#### INPUT DATA
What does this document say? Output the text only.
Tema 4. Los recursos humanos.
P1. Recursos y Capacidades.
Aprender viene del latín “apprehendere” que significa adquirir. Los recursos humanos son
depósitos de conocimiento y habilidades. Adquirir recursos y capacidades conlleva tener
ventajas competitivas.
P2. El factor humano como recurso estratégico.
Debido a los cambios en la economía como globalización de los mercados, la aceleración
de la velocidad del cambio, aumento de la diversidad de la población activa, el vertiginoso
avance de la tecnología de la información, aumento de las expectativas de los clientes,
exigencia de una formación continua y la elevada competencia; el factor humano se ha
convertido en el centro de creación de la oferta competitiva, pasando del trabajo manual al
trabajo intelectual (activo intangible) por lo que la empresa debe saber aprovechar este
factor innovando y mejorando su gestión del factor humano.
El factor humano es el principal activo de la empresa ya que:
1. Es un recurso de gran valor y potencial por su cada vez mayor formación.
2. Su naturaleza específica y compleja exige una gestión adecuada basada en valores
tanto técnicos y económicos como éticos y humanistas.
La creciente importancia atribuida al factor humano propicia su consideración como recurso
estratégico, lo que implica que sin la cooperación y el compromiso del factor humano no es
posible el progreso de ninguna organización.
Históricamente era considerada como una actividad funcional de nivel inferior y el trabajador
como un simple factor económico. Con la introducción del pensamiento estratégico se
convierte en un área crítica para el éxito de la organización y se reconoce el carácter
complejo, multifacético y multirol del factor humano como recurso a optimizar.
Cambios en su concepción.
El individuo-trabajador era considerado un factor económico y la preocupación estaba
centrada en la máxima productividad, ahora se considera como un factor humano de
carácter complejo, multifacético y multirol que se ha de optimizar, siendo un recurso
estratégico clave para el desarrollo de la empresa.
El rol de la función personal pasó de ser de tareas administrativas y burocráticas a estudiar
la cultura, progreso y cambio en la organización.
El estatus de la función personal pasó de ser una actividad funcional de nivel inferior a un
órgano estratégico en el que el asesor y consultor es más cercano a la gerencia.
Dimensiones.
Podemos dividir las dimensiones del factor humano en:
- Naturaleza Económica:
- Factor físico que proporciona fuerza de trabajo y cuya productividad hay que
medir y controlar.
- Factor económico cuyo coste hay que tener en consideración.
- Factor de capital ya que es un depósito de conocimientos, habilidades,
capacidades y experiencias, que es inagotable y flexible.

#### THE PROBLEM
Without leaving anything out, quote all the data.

#### SOLUTION FOR THIS TASK
What does this document say? Output the text only.
Tema 4. Los recursos humanos.
P1. Recursos y Capacidades.
Aprender viene del latín “apprehendere” que significa adquirir. Los recursos humanos son
depósitos de conocimiento y habilidades. Adquirir recursos y capacidades conlleva tener
ventajas competitivas.
P2. El factor humano como recurso estratégico.
Debido a los cambios en la economía como globalización de los mercados, la aceleración
de la velocidad del cambio, aumento de la diversidad de la población activa, el vertiginoso
avance de la tecnología de la información, aumento de las expectativas de los clientes,
exigencia de una formación continua y la elevada competencia; el factor humano se ha
convertido en el centro de creación de la oferta competitiva, pasando del trabajo manual al
trabajo intelectual (activo intangible) por lo que la empresa debe saber aprovechar este
factor innovando y mejorando su gestión del factor humano.
El factor humano es el principal activo de la empresa ya que:
1. Es un recurso de gran valor y potencial por su cada vez mayor formación.
2. Su naturaleza específica y compleja exige una gestión adecuada basada en valores
tanto técnicos y económicos como éticos y humanistas.
La creciente importancia atribuida al factor humano propicia su consideración como recurso
estratégico, lo que implica que sin la cooperación y el compromiso del factor humano no es
posible el progreso de ninguna organización.
Históricamente era considerada como una actividad funcional de nivel inferior y el trabajador
como un simple factor económico. Con la introducción del pensamiento estratégico se
convierte en un área crítica para el éxito de la organización y se reconoce el carácter
complejo, multifacético y multirol del factor humano como recurso a optimizar.
Cambios en su concepción.
El individuo-trabajador era considerado un factor económico y la preocupación estaba
centrada en la máxima productividad, ahora se considera como un factor humano de
carácter complejo, multifacético y multirol que se ha de optimizar, siendo un recurso
estratégico clave para el desarrollo de la empresa.
El rol de la función personal pasó de ser de tareas administrativas y burocráticas a estudiar
la cultura, progreso y cambio en la organización.
El estatus de la función personal pasó de ser una actividad funcional de nivel inferior a un
órgano estratégico en el que el asesor y consultor es más cercano a la gerencia.
Dimensiones.
Podemos dividir las dimensiones del factor humano en:
- Naturaleza Económica:
- Factor físico que proporciona fuerza de trabajo y cuya productividad hay que
medir y controlar.
- Factor económico cuyo coste hay que tener en consideración.
- Factor de capital ya que es un depósito de conocimientos, habilidades,
capacidades y experiencias, que es inagotable y flexible.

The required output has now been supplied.